## [TASK DETAILS]
Return all lines in the material below that contain "based".

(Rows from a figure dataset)
++++++++++
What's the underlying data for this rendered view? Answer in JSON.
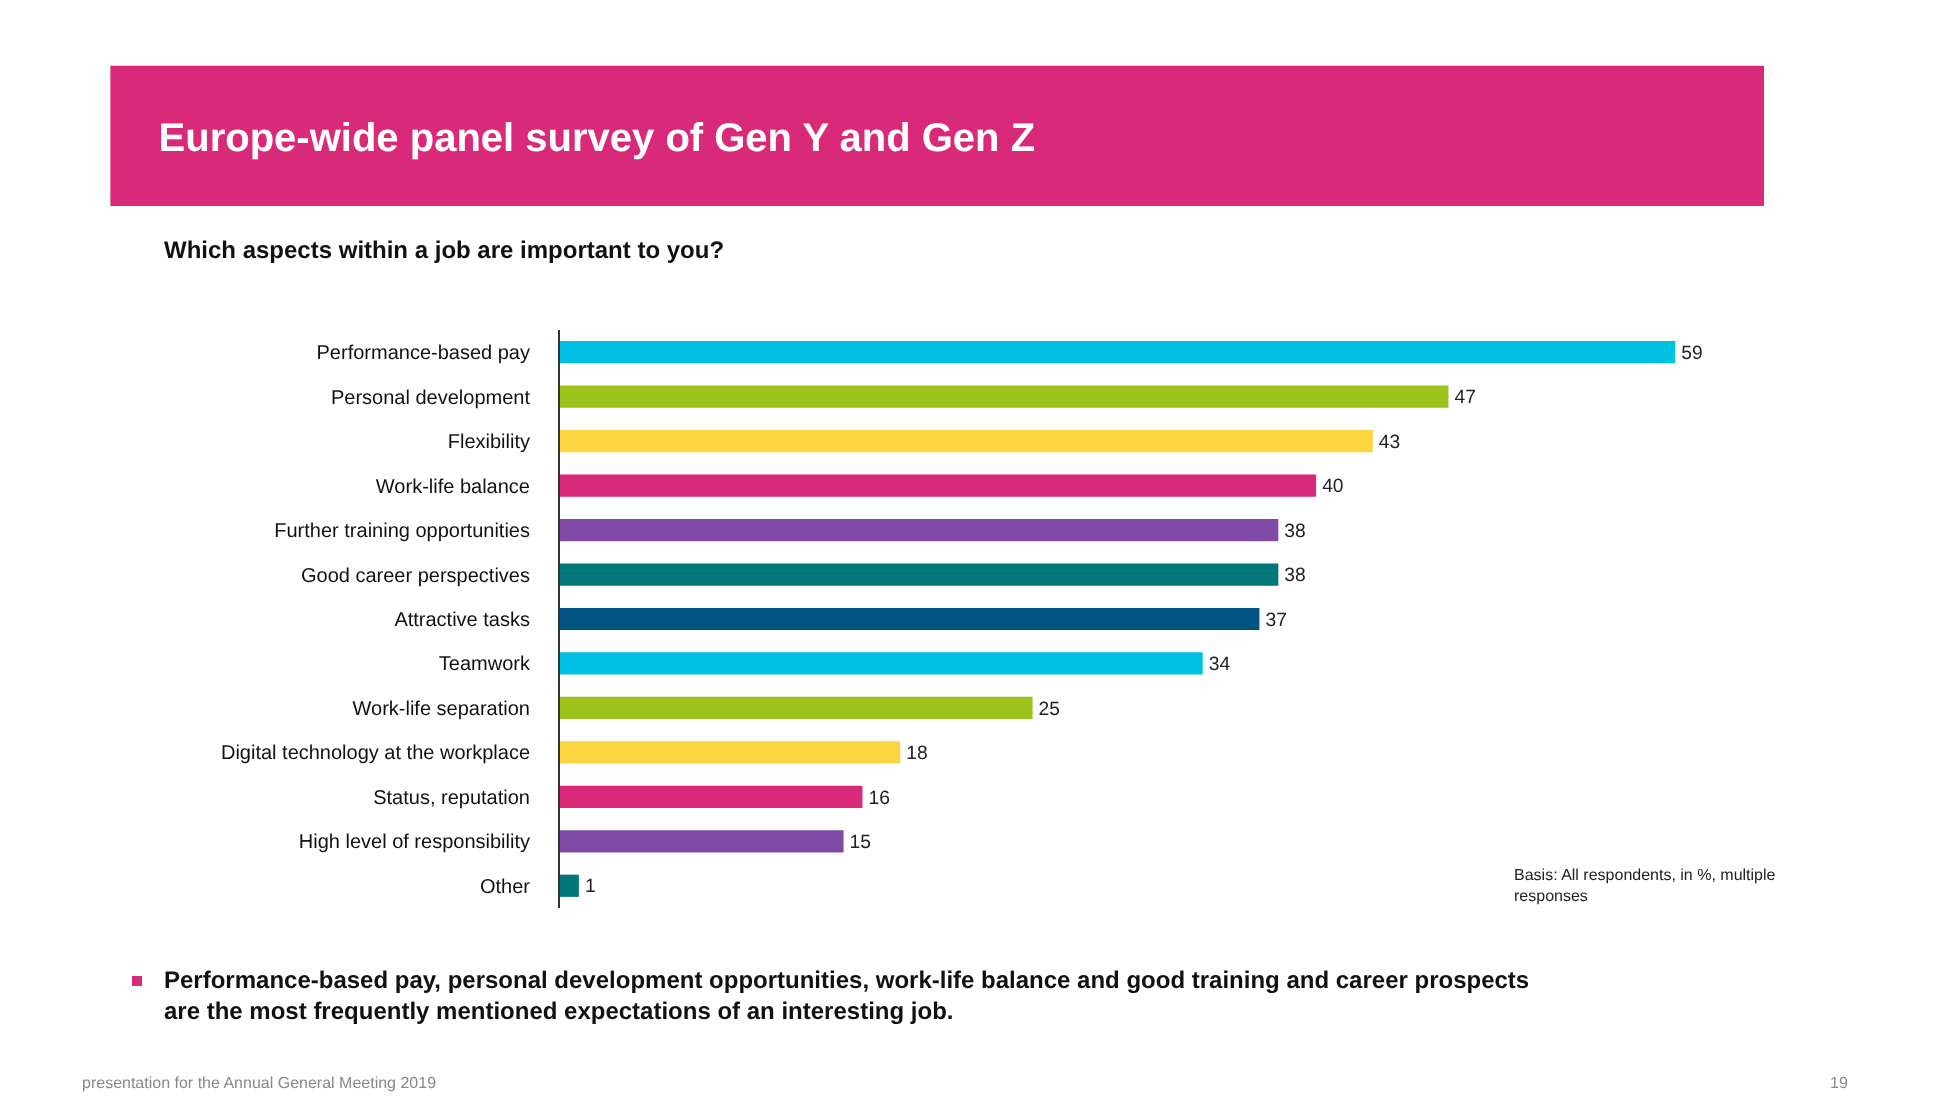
{
  "chart_data": {
    "type": "bar",
    "orientation": "horizontal",
    "title": "Europe-wide panel survey of Gen Y and Gen Z",
    "subtitle": "Which aspects within a job are important to you?",
    "categories": [
      "Performance-based pay",
      "Personal development",
      "Flexibility",
      "Work-life balance",
      "Further training opportunities",
      "Good career perspectives",
      "Attractive tasks",
      "Teamwork",
      "Work-life separation",
      "Digital technology at the workplace",
      "Status, reputation",
      "High level of responsibility",
      "Other"
    ],
    "values": [
      59,
      47,
      43,
      40,
      38,
      38,
      37,
      34,
      25,
      18,
      16,
      15,
      1
    ],
    "colors": [
      "#00c1e3",
      "#9cc31c",
      "#fdd540",
      "#d92a79",
      "#7e4aa5",
      "#00787a",
      "#005582",
      "#00c1e3",
      "#9cc31c",
      "#fdd540",
      "#d92a79",
      "#7e4aa5",
      "#00787a"
    ],
    "data_labels": true,
    "grid": false,
    "legend": false,
    "annotations": [
      "Basis: All respondents, in %, multiple responses",
      "Performance-based pay, personal development opportunities, work-life balance and good training and career prospects are the most frequently mentioned expectations of an interesting job.",
      "presentation for the Annual General Meeting 2019",
      "19"
    ]
  }
}
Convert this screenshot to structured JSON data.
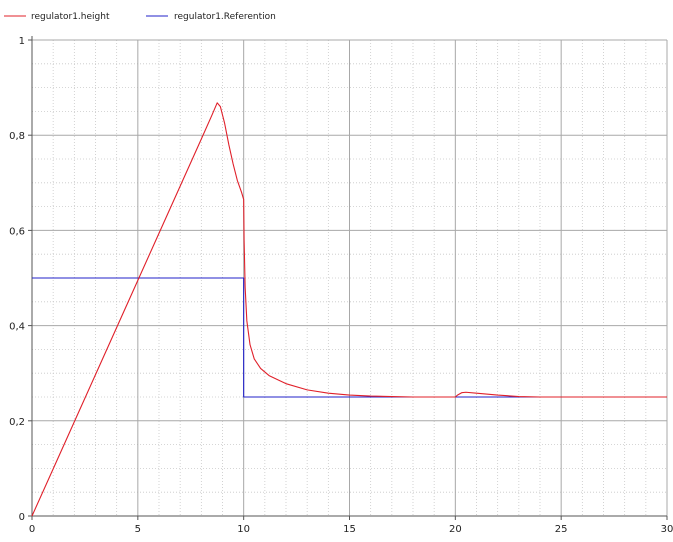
{
  "chart_data": {
    "type": "line",
    "xlim": [
      0,
      30
    ],
    "ylim": [
      0,
      1
    ],
    "x_ticks": [
      "0",
      "5",
      "10",
      "15",
      "20",
      "25",
      "30"
    ],
    "y_ticks": [
      "0",
      "0,2",
      "0,4",
      "0,6",
      "0,8",
      "1"
    ],
    "grid": true,
    "legend_position": "top-left",
    "series": [
      {
        "name": "regulator1.height",
        "color": "#e0202a",
        "points": [
          [
            0,
            0
          ],
          [
            1,
            0.099
          ],
          [
            2,
            0.198
          ],
          [
            3,
            0.297
          ],
          [
            4,
            0.396
          ],
          [
            5,
            0.495
          ],
          [
            6,
            0.594
          ],
          [
            7,
            0.693
          ],
          [
            8,
            0.792
          ],
          [
            8.5,
            0.842
          ],
          [
            8.75,
            0.868
          ],
          [
            8.9,
            0.86
          ],
          [
            9.1,
            0.825
          ],
          [
            9.3,
            0.78
          ],
          [
            9.5,
            0.74
          ],
          [
            9.7,
            0.705
          ],
          [
            9.9,
            0.68
          ],
          [
            10,
            0.665
          ],
          [
            10.02,
            0.58
          ],
          [
            10.07,
            0.48
          ],
          [
            10.15,
            0.41
          ],
          [
            10.3,
            0.36
          ],
          [
            10.5,
            0.33
          ],
          [
            10.8,
            0.31
          ],
          [
            11.2,
            0.295
          ],
          [
            12,
            0.278
          ],
          [
            13,
            0.265
          ],
          [
            14,
            0.258
          ],
          [
            15,
            0.254
          ],
          [
            16,
            0.252
          ],
          [
            17,
            0.251
          ],
          [
            18,
            0.25
          ],
          [
            19,
            0.25
          ],
          [
            20,
            0.25
          ],
          [
            20.1,
            0.254
          ],
          [
            20.3,
            0.259
          ],
          [
            20.5,
            0.26
          ],
          [
            21,
            0.258
          ],
          [
            22,
            0.254
          ],
          [
            23,
            0.251
          ],
          [
            24,
            0.25
          ],
          [
            26,
            0.25
          ],
          [
            28,
            0.25
          ],
          [
            30,
            0.25
          ]
        ]
      },
      {
        "name": "regulator1.Referention",
        "color": "#2020c8",
        "points": [
          [
            0,
            0.5
          ],
          [
            10,
            0.5
          ],
          [
            10,
            0.25
          ],
          [
            30,
            0.25
          ]
        ]
      }
    ]
  }
}
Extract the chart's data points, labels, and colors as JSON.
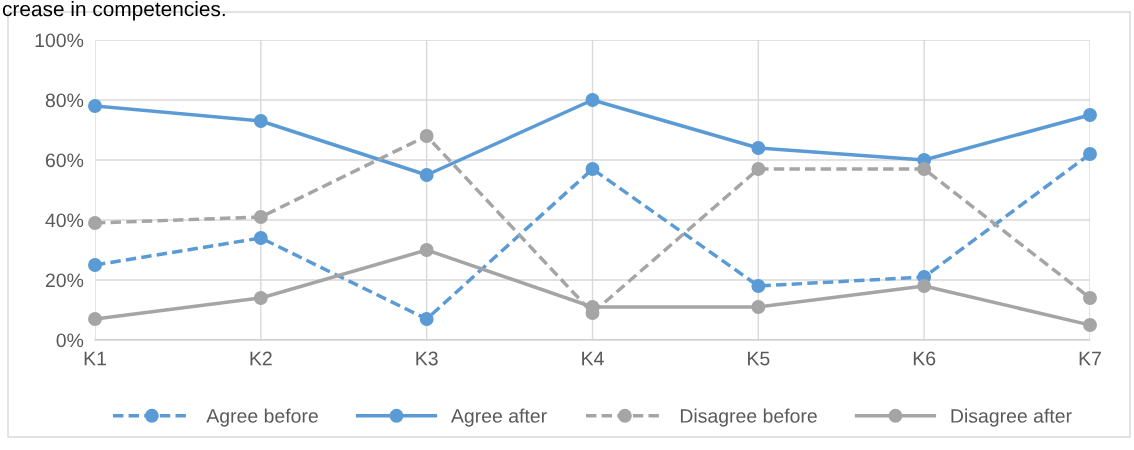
{
  "chart_data": {
    "type": "line",
    "title": "crease in competencies.",
    "categories": [
      "K1",
      "K2",
      "K3",
      "K4",
      "K5",
      "K6",
      "K7"
    ],
    "series": [
      {
        "name": "Agree before",
        "color": "#5b9bd5",
        "line_style": "dashed",
        "values": [
          25,
          34,
          7,
          57,
          18,
          21,
          62
        ]
      },
      {
        "name": "Agree after",
        "color": "#5b9bd5",
        "line_style": "solid",
        "values": [
          78,
          73,
          55,
          80,
          64,
          60,
          75
        ]
      },
      {
        "name": "Disagree before",
        "color": "#a5a5a5",
        "line_style": "dashed",
        "values": [
          39,
          41,
          68,
          9,
          57,
          57,
          14
        ]
      },
      {
        "name": "Disagree after",
        "color": "#a5a5a5",
        "line_style": "solid",
        "values": [
          7,
          14,
          30,
          11,
          11,
          18,
          5
        ]
      }
    ],
    "ylim": [
      0,
      100
    ],
    "yticks": [
      {
        "value": 0,
        "label": "0%"
      },
      {
        "value": 20,
        "label": "20%"
      },
      {
        "value": 40,
        "label": "40%"
      },
      {
        "value": 60,
        "label": "60%"
      },
      {
        "value": 80,
        "label": "80%"
      },
      {
        "value": 100,
        "label": "100%"
      }
    ],
    "grid": true,
    "marker": "circle",
    "legend": "bottom"
  }
}
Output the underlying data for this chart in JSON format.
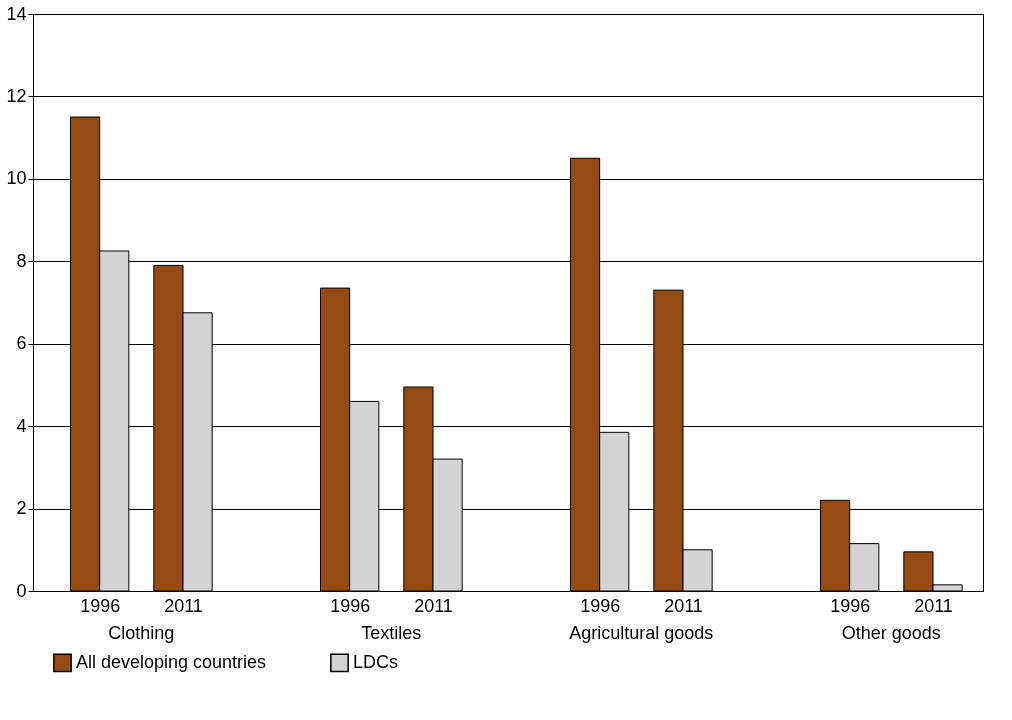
{
  "chart_data": {
    "type": "bar",
    "categories": [
      "1996",
      "2011",
      "1996",
      "2011",
      "1996",
      "2011",
      "1996",
      "2011"
    ],
    "series": [
      {
        "name": "All developing countries",
        "color": "#954a12",
        "values": [
          11.5,
          7.9,
          7.35,
          4.95,
          10.5,
          7.3,
          2.2,
          0.95
        ]
      },
      {
        "name": "LDCs",
        "color": "#d3d3d5",
        "values": [
          8.25,
          6.75,
          4.6,
          3.2,
          3.85,
          1.0,
          1.15,
          0.15
        ]
      }
    ],
    "annotations": [
      "Clothing",
      "Textiles",
      "Agricultural goods",
      "Other goods"
    ],
    "ylim": [
      0,
      14
    ],
    "yticks": [
      0,
      2,
      4,
      6,
      8,
      10,
      12,
      14
    ],
    "grid": "y",
    "legend": "bottom"
  }
}
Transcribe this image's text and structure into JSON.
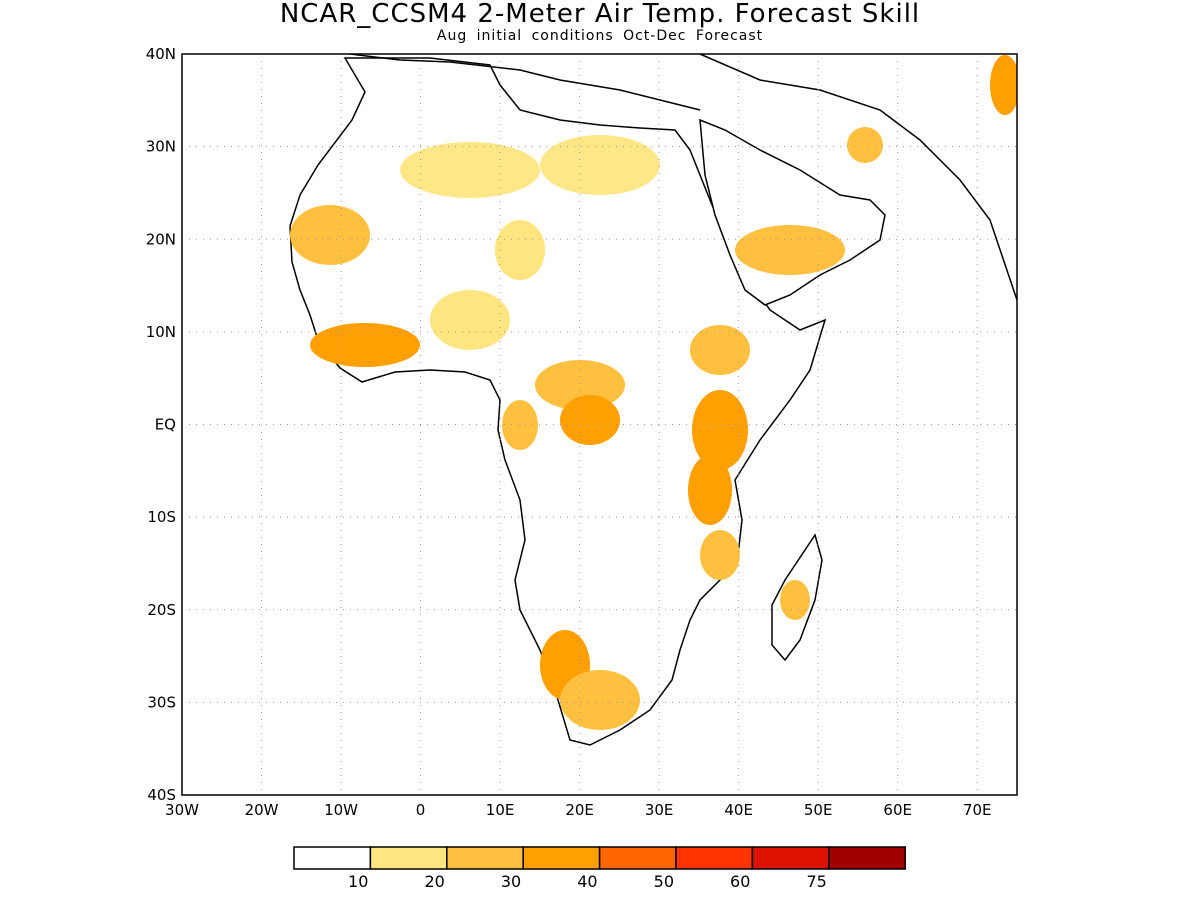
{
  "title": "NCAR_CCSM4 2-Meter Air Temp. Forecast Skill",
  "subtitle": "Aug initial conditions  Oct-Dec Forecast",
  "map": {
    "lon_range": [
      -30,
      75
    ],
    "lat_range": [
      -40,
      40
    ],
    "x_tick_labels": [
      "30W",
      "20W",
      "10W",
      "0",
      "10E",
      "20E",
      "30E",
      "40E",
      "50E",
      "60E",
      "70E"
    ],
    "y_tick_labels": [
      "40N",
      "30N",
      "20N",
      "10N",
      "EQ",
      "10S",
      "20S",
      "30S",
      "40S"
    ],
    "grid": "dotted",
    "ocean_color": "#ffffff",
    "coastline_color": "#000000"
  },
  "legend": {
    "colors": [
      "#ffffff",
      "#ffe57f",
      "#ffbf3f",
      "#ff9f00",
      "#ff6600",
      "#ff3300",
      "#dd1100",
      "#a00000"
    ],
    "labels": [
      "10",
      "20",
      "30",
      "40",
      "50",
      "60",
      "75"
    ]
  }
}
++++++++++
## [OUTPUT OF THE TASK]
      "Performance-based pay",
      "Performance-based pay, personal development opportunities, work-life balance and good training and career prospects are the most frequently mentioned expectations of an interesting job.",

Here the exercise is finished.